Copy every line of the following data that includes the string "grid".
══════
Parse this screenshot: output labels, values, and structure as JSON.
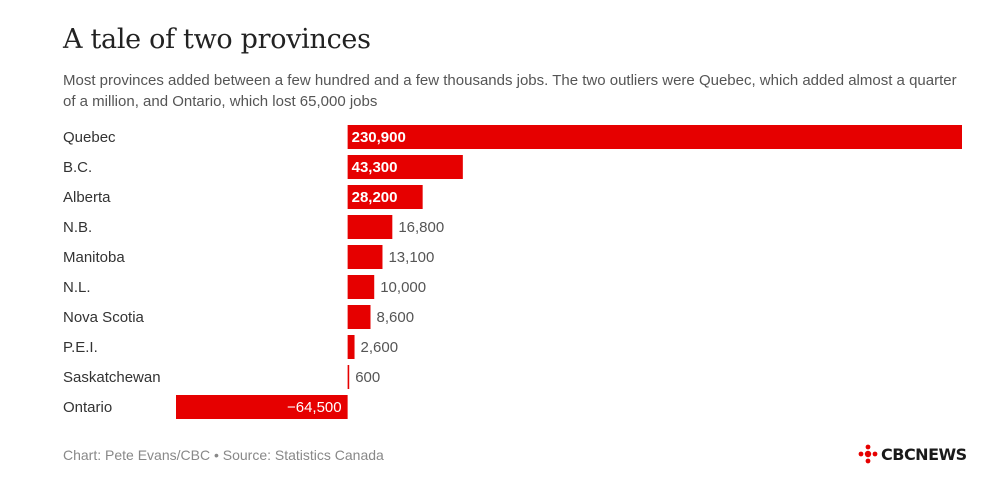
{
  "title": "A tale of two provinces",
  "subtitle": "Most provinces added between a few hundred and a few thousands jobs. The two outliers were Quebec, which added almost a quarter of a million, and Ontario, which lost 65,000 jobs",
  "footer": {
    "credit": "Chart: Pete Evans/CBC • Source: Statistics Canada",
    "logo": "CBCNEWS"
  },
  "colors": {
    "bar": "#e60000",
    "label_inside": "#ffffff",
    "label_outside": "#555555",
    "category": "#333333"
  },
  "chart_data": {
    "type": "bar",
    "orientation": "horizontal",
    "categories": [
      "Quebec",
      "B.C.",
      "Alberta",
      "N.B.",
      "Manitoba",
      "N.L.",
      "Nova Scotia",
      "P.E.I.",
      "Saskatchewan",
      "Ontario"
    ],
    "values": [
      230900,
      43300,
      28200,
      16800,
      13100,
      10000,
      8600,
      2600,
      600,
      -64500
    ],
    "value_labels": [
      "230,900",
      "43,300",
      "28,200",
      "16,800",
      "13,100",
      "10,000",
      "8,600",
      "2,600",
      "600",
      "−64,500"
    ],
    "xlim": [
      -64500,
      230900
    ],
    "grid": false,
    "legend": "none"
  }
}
══════
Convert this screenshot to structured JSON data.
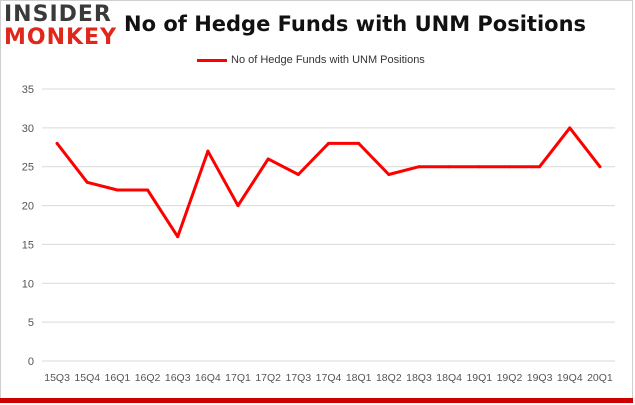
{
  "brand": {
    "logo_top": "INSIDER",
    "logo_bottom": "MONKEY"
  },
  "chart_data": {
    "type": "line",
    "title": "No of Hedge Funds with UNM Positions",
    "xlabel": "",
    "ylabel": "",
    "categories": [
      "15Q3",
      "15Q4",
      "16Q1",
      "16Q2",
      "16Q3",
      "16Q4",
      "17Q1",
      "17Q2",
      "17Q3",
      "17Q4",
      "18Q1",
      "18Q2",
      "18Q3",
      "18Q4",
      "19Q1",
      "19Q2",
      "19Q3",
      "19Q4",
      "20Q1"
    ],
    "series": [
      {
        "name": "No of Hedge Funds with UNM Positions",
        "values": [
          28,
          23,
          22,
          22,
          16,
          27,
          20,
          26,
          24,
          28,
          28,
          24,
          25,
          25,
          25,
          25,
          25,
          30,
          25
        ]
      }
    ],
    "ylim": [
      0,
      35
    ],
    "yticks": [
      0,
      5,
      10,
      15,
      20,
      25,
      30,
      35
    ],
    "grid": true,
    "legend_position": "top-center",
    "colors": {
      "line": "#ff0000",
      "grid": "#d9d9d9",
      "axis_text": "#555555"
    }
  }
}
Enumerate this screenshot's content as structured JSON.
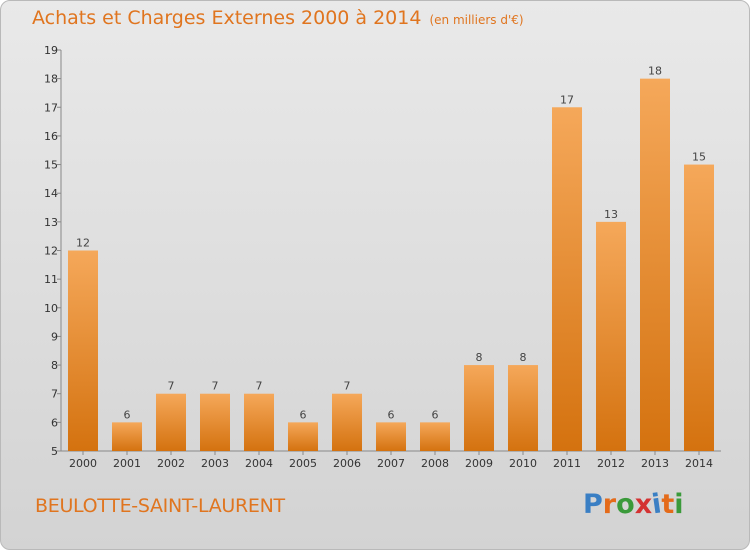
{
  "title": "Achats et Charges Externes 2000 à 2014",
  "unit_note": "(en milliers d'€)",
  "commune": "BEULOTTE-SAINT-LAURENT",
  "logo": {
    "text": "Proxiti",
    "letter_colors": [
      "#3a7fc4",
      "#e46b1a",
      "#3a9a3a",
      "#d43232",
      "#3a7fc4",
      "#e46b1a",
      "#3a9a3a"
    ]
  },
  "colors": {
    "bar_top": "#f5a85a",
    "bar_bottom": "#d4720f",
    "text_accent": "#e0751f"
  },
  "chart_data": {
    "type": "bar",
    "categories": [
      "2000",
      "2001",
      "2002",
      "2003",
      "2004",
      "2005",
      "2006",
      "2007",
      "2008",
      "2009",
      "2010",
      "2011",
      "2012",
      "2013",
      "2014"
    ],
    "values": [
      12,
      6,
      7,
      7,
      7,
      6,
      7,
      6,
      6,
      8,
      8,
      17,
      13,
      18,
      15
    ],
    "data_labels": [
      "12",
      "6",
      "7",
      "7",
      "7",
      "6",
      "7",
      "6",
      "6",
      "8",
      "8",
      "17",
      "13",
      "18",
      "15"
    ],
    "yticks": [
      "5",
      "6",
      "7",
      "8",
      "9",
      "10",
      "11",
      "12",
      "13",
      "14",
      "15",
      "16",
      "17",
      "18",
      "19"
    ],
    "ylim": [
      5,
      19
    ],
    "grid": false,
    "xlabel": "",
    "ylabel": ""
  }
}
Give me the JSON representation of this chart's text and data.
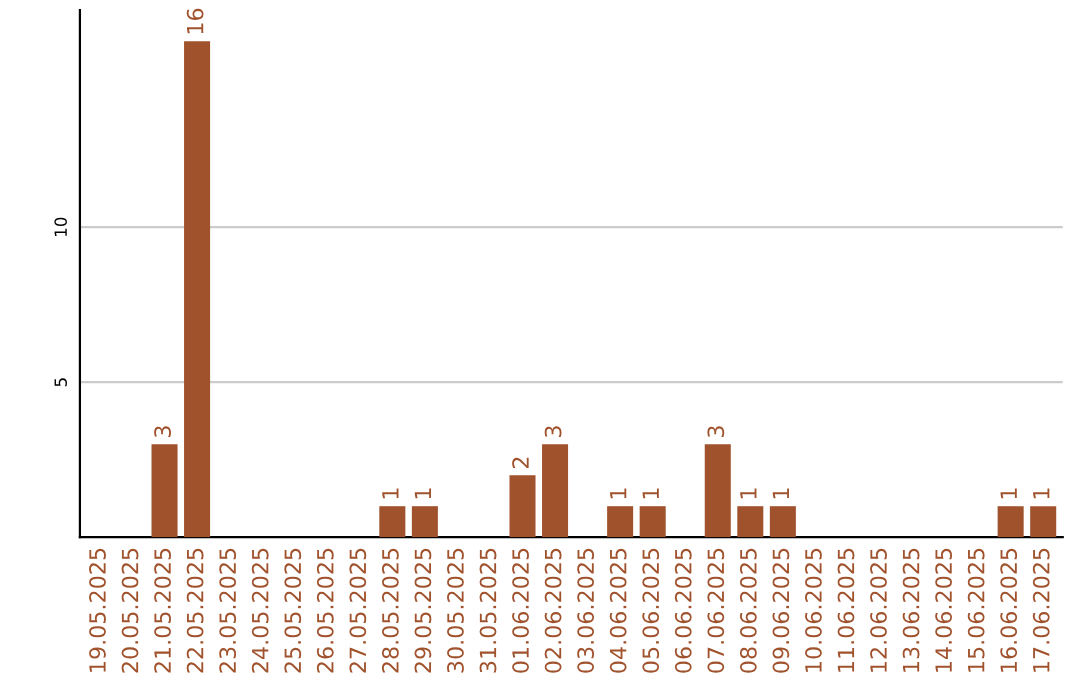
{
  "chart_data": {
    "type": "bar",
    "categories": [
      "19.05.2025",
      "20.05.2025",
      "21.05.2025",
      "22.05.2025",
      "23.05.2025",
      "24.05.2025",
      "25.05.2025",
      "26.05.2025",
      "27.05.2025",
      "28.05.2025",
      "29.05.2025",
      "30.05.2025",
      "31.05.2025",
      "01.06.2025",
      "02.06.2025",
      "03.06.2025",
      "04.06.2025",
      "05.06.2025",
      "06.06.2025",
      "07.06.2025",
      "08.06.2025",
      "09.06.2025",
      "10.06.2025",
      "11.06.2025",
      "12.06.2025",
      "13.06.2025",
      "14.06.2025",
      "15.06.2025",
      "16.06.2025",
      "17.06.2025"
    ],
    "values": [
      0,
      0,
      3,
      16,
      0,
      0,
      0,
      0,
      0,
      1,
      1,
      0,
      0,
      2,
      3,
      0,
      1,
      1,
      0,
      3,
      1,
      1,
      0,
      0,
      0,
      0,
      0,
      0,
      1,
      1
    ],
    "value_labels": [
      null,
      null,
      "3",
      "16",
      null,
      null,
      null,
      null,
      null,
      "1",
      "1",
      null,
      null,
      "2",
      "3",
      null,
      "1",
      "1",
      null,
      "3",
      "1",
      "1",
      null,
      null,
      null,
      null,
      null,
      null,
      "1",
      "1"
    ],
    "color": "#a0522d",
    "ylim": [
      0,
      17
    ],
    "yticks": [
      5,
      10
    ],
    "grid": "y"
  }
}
══════
WRITTEN RESPONSE:
    "grid": false,
    "grid": true,
      "grid": "#d9d9d9",
    "grid": false,
    "grid": "y"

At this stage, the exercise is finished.